Your task is to output all the records below, word for word.
[START OF Provided information]
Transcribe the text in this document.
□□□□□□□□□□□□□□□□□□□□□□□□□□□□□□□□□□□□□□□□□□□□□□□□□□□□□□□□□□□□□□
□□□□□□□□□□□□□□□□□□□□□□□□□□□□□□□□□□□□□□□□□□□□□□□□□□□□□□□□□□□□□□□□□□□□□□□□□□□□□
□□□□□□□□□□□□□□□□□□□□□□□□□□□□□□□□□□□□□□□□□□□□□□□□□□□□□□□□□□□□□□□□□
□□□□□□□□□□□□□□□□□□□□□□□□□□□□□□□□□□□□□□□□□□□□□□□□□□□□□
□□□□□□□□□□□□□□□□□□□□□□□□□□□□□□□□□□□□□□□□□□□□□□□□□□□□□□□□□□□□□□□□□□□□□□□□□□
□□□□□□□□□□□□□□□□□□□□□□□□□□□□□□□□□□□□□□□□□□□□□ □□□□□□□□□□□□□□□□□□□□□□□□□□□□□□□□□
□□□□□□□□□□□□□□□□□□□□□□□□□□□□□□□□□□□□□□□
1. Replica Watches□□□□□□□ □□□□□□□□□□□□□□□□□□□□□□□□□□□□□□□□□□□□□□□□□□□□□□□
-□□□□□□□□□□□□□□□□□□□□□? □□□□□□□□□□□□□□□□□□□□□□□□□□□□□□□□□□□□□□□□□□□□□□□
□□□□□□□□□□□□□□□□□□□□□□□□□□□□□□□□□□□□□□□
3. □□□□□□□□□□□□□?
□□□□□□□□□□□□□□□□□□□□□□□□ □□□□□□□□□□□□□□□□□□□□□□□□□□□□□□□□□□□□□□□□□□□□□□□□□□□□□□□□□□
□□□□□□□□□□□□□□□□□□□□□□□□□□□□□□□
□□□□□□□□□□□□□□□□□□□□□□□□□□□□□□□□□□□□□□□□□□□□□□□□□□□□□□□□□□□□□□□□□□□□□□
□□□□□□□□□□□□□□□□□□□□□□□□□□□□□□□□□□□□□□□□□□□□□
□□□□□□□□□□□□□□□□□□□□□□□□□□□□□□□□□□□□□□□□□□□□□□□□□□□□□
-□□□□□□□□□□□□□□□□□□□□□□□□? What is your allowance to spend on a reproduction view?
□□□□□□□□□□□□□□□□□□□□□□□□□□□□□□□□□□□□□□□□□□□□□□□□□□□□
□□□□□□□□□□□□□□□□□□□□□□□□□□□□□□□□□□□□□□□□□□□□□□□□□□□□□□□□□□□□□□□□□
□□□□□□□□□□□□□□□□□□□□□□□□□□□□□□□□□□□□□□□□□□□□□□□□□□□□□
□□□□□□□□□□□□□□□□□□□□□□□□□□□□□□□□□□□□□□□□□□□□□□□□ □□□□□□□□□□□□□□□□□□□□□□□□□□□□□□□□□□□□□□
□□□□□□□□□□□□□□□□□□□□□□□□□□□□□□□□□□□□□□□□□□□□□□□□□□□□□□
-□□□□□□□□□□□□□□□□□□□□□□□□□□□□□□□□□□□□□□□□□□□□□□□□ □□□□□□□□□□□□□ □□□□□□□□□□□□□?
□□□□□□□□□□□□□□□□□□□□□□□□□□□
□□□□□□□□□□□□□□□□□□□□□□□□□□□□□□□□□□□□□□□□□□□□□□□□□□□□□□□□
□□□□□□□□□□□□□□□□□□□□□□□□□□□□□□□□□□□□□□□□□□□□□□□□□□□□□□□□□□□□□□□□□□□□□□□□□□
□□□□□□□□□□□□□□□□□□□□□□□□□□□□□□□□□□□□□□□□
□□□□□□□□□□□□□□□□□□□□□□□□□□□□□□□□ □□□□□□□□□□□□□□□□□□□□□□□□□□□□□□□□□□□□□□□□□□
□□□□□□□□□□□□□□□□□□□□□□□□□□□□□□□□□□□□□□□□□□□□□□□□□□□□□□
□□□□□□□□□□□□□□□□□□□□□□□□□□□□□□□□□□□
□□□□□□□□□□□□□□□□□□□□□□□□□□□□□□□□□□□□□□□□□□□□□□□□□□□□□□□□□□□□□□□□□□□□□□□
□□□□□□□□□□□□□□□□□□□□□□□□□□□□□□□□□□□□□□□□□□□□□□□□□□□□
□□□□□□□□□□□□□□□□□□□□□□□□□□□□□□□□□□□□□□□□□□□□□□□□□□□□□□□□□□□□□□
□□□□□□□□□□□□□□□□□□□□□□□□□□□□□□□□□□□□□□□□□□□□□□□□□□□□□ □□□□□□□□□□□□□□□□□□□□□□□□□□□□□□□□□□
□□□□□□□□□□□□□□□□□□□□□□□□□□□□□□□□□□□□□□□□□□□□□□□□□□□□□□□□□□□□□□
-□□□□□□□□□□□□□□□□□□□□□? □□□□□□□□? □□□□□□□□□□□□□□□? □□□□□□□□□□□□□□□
[END OF Provided information]
* _Reply to the exercise_
Transcribe the text in this document.
□□□□□□□□□□□□□□□□□□□□□□□□□□□□□□□□□□□□□□□□□□□□□□□□□□□□□□□□□□□□□□
□□□□□□□□□□□□□□□□□□□□□□□□□□□□□□□□□□□□□□□□□□□□□□□□□□□□□□□□□□□□□□□□□□□□□□□□□□□□□
□□□□□□□□□□□□□□□□□□□□□□□□□□□□□□□□□□□□□□□□□□□□□□□□□□□□□□□□□□□□□□□□□
□□□□□□□□□□□□□□□□□□□□□□□□□□□□□□□□□□□□□□□□□□□□□□□□□□□□□
□□□□□□□□□□□□□□□□□□□□□□□□□□□□□□□□□□□□□□□□□□□□□□□□□□□□□□□□□□□□□□□□□□□□□□□□□□
□□□□□□□□□□□□□□□□□□□□□□□□□□□□□□□□□□□□□□□□□□□□□ □□□□□□□□□□□□□□□□□□□□□□□□□□□□□□□□□
□□□□□□□□□□□□□□□□□□□□□□□□□□□□□□□□□□□□□□□
1. Replica Watches□□□□□□□ □□□□□□□□□□□□□□□□□□□□□□□□□□□□□□□□□□□□□□□□□□□□□□□
-□□□□□□□□□□□□□□□□□□□□□? □□□□□□□□□□□□□□□□□□□□□□□□□□□□□□□□□□□□□□□□□□□□□□□
□□□□□□□□□□□□□□□□□□□□□□□□□□□□□□□□□□□□□□□
3. □□□□□□□□□□□□□?
□□□□□□□□□□□□□□□□□□□□□□□□ □□□□□□□□□□□□□□□□□□□□□□□□□□□□□□□□□□□□□□□□□□□□□□□□□□□□□□□□□□
□□□□□□□□□□□□□□□□□□□□□□□□□□□□□□□
□□□□□□□□□□□□□□□□□□□□□□□□□□□□□□□□□□□□□□□□□□□□□□□□□□□□□□□□□□□□□□□□□□□□□□
□□□□□□□□□□□□□□□□□□□□□□□□□□□□□□□□□□□□□□□□□□□□□
□□□□□□□□□□□□□□□□□□□□□□□□□□□□□□□□□□□□□□□□□□□□□□□□□□□□□
-□□□□□□□□□□□□□□□□□□□□□□□□? What is your allowance to spend on a reproduction view?
□□□□□□□□□□□□□□□□□□□□□□□□□□□□□□□□□□□□□□□□□□□□□□□□□□□□
□□□□□□□□□□□□□□□□□□□□□□□□□□□□□□□□□□□□□□□□□□□□□□□□□□□□□□□□□□□□□□□□□
□□□□□□□□□□□□□□□□□□□□□□□□□□□□□□□□□□□□□□□□□□□□□□□□□□□□□
□□□□□□□□□□□□□□□□□□□□□□□□□□□□□□□□□□□□□□□□□□□□□□□□ □□□□□□□□□□□□□□□□□□□□□□□□□□□□□□□□□□□□□□
□□□□□□□□□□□□□□□□□□□□□□□□□□□□□□□□□□□□□□□□□□□□□□□□□□□□□□
-□□□□□□□□□□□□□□□□□□□□□□□□□□□□□□□□□□□□□□□□□□□□□□□□ □□□□□□□□□□□□□ □□□□□□□□□□□□□?
□□□□□□□□□□□□□□□□□□□□□□□□□□□
□□□□□□□□□□□□□□□□□□□□□□□□□□□□□□□□□□□□□□□□□□□□□□□□□□□□□□□□
□□□□□□□□□□□□□□□□□□□□□□□□□□□□□□□□□□□□□□□□□□□□□□□□□□□□□□□□□□□□□□□□□□□□□□□□□□
□□□□□□□□□□□□□□□□□□□□□□□□□□□□□□□□□□□□□□□□
□□□□□□□□□□□□□□□□□□□□□□□□□□□□□□□□ □□□□□□□□□□□□□□□□□□□□□□□□□□□□□□□□□□□□□□□□□□
□□□□□□□□□□□□□□□□□□□□□□□□□□□□□□□□□□□□□□□□□□□□□□□□□□□□□□
□□□□□□□□□□□□□□□□□□□□□□□□□□□□□□□□□□□
□□□□□□□□□□□□□□□□□□□□□□□□□□□□□□□□□□□□□□□□□□□□□□□□□□□□□□□□□□□□□□□□□□□□□□□
□□□□□□□□□□□□□□□□□□□□□□□□□□□□□□□□□□□□□□□□□□□□□□□□□□□□
□□□□□□□□□□□□□□□□□□□□□□□□□□□□□□□□□□□□□□□□□□□□□□□□□□□□□□□□□□□□□□
□□□□□□□□□□□□□□□□□□□□□□□□□□□□□□□□□□□□□□□□□□□□□□□□□□□□□ □□□□□□□□□□□□□□□□□□□□□□□□□□□□□□□□□□
□□□□□□□□□□□□□□□□□□□□□□□□□□□□□□□□□□□□□□□□□□□□□□□□□□□□□□□□□□□□□□
-□□□□□□□□□□□□□□□□□□□□□? □□□□□□□□? □□□□□□□□□□□□□□□? □□□□□□□□□□□□□□□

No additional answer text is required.